## THE EXERCISE
Write the count of lines that contain the word "data" and nothing else.

Stored entries:

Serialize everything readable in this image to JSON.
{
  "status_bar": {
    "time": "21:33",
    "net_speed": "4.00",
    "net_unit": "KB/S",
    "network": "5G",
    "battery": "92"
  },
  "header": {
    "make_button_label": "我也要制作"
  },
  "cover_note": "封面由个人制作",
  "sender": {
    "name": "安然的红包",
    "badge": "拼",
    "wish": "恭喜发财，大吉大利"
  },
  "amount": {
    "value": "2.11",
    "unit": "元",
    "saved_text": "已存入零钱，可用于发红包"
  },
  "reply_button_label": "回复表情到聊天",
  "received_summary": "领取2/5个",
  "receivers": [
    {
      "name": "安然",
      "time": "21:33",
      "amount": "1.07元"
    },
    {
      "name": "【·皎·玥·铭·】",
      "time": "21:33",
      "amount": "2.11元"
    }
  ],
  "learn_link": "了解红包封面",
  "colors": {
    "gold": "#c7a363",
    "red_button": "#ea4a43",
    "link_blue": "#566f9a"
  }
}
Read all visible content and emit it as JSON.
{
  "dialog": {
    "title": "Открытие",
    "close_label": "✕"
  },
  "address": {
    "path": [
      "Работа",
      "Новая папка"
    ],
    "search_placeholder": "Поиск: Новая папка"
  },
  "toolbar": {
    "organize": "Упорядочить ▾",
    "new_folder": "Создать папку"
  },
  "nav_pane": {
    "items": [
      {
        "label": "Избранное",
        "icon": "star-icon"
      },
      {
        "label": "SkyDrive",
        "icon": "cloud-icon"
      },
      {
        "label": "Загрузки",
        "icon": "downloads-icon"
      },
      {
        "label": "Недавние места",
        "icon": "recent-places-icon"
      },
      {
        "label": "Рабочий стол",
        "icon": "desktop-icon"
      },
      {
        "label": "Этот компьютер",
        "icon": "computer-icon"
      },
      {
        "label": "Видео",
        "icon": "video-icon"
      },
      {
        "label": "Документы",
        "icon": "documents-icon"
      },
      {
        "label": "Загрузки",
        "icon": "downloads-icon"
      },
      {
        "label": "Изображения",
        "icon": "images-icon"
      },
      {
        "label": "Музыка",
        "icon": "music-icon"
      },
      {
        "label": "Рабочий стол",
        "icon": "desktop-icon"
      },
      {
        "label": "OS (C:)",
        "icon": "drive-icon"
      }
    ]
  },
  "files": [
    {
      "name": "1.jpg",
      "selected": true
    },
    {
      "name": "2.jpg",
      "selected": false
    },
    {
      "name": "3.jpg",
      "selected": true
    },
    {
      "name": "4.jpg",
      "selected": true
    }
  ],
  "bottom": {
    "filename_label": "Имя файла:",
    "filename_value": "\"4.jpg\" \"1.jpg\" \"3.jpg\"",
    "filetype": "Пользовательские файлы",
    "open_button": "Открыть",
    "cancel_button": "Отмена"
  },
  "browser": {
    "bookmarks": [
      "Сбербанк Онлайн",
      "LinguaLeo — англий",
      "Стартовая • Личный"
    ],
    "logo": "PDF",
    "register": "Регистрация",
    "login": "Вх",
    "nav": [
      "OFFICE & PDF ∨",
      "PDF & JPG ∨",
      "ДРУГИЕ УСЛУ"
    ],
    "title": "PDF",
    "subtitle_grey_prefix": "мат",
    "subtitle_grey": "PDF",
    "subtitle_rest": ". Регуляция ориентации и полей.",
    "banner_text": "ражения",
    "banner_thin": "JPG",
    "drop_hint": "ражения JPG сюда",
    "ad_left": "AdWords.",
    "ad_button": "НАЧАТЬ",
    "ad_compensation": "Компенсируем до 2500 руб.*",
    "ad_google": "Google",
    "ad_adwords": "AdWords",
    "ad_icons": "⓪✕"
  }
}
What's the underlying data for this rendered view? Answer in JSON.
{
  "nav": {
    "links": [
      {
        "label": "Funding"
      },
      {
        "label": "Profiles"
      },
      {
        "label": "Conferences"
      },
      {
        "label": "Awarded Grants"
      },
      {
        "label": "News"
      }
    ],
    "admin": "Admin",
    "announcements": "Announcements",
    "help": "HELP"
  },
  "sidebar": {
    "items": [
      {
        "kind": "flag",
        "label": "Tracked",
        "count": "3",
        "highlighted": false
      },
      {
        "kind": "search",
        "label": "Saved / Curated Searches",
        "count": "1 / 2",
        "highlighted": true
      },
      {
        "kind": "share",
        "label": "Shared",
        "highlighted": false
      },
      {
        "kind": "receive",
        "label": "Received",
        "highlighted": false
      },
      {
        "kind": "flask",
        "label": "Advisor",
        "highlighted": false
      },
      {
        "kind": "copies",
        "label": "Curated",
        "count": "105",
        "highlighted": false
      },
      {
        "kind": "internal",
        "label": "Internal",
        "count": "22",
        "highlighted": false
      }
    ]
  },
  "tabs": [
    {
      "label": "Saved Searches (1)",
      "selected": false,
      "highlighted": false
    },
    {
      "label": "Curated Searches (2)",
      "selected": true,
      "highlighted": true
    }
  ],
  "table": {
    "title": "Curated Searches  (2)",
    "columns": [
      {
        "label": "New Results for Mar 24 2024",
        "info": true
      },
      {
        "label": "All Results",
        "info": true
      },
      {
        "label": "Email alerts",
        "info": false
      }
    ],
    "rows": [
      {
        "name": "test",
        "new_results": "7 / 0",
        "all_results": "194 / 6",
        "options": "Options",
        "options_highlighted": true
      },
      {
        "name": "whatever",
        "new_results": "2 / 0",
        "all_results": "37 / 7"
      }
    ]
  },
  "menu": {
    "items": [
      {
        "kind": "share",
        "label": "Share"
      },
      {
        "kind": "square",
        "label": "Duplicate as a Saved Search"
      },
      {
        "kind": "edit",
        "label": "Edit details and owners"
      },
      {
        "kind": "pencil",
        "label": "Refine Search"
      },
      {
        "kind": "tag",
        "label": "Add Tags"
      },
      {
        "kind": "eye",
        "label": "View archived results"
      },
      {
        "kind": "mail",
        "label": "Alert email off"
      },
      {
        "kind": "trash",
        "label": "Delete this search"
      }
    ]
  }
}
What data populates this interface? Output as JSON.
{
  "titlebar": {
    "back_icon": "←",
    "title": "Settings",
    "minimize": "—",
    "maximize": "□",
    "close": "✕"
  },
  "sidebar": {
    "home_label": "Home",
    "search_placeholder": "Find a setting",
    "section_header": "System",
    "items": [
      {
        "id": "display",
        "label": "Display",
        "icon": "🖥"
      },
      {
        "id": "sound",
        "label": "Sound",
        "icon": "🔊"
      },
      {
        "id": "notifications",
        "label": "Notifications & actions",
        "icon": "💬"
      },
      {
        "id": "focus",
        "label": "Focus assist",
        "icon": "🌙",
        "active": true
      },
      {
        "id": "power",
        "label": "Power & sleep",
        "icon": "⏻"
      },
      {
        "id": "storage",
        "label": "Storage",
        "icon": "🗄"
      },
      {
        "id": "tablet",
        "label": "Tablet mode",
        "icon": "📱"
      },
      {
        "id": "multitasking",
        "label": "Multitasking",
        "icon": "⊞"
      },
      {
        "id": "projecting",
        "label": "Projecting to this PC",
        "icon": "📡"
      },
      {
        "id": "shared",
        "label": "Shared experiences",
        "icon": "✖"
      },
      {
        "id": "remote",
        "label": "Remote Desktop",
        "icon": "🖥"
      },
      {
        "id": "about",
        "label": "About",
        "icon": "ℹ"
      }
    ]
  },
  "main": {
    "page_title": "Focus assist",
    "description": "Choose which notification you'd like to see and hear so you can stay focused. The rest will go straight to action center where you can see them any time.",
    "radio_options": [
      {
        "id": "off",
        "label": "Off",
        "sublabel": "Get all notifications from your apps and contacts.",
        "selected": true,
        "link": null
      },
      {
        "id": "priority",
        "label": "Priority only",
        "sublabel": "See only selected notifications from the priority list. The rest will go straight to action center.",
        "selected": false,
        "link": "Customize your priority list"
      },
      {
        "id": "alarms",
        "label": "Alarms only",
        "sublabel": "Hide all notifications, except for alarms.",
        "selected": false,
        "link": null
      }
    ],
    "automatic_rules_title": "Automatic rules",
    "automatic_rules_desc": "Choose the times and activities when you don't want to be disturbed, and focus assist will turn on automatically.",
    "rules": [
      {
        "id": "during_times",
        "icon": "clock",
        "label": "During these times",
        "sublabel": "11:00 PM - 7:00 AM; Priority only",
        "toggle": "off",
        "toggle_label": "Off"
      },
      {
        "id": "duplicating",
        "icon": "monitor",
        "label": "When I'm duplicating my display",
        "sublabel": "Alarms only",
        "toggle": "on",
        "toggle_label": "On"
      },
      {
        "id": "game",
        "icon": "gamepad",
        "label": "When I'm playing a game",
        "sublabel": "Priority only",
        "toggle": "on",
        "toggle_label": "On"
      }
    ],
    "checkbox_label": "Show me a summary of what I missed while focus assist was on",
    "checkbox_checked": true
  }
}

## THE OUTPUT
2